═══ Material for this exercise ═══
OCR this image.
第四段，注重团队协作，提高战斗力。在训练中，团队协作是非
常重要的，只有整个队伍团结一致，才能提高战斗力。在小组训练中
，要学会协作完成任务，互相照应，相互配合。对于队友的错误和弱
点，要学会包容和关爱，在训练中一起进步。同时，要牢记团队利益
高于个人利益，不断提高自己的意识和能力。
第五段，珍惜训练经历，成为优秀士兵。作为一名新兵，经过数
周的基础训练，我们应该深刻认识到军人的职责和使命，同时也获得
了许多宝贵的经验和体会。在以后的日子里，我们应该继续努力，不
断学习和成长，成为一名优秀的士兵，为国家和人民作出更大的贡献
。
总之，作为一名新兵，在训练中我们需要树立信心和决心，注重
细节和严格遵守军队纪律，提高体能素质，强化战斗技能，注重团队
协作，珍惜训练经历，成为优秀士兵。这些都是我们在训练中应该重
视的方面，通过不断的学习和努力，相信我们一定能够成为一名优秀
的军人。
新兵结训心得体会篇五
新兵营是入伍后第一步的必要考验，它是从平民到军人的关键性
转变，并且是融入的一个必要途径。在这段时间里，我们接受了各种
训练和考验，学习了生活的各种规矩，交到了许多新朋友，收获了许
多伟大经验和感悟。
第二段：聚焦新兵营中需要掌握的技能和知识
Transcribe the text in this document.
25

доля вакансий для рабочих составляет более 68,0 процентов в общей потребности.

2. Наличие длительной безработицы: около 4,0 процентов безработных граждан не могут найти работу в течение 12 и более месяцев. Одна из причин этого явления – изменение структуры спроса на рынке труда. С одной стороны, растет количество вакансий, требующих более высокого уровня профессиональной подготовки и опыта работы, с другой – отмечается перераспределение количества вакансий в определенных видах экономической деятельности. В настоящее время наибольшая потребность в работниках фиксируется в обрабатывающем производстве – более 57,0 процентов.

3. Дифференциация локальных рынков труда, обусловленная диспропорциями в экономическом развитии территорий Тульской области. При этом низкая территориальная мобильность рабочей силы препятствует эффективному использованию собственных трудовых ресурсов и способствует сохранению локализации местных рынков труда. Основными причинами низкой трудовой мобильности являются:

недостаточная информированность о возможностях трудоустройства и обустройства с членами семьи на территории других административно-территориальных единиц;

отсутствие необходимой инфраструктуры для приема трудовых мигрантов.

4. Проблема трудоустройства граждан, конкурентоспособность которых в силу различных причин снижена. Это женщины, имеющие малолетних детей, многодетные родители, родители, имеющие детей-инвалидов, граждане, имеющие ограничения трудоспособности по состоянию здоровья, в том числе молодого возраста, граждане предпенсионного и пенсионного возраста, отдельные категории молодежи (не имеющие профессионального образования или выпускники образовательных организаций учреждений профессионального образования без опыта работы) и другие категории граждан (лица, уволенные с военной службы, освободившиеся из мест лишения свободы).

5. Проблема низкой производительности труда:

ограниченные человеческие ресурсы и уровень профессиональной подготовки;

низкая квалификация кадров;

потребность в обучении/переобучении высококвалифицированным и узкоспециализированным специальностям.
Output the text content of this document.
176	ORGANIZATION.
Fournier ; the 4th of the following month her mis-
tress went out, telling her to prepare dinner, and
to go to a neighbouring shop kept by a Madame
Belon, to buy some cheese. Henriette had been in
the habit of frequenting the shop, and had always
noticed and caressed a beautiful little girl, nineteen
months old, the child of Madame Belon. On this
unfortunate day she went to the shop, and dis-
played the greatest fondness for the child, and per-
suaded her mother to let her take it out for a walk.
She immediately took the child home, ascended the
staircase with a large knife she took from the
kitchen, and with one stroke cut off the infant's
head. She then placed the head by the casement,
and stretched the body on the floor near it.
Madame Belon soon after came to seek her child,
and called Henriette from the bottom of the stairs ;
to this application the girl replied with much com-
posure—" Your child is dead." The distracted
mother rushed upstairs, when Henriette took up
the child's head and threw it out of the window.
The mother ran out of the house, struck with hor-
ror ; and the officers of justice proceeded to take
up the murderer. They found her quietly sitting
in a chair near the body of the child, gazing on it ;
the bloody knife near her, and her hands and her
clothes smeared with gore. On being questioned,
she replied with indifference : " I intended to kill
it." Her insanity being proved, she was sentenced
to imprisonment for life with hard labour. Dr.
═══
• [What is being asked]:
Report each line of the material above where the word "Henriette" appears.

• [Solved exercise]:
Belon, to buy some cheese. Henriette had been in
and called Henriette from the bottom of the stairs ;
mother rushed upstairs, when Henriette took up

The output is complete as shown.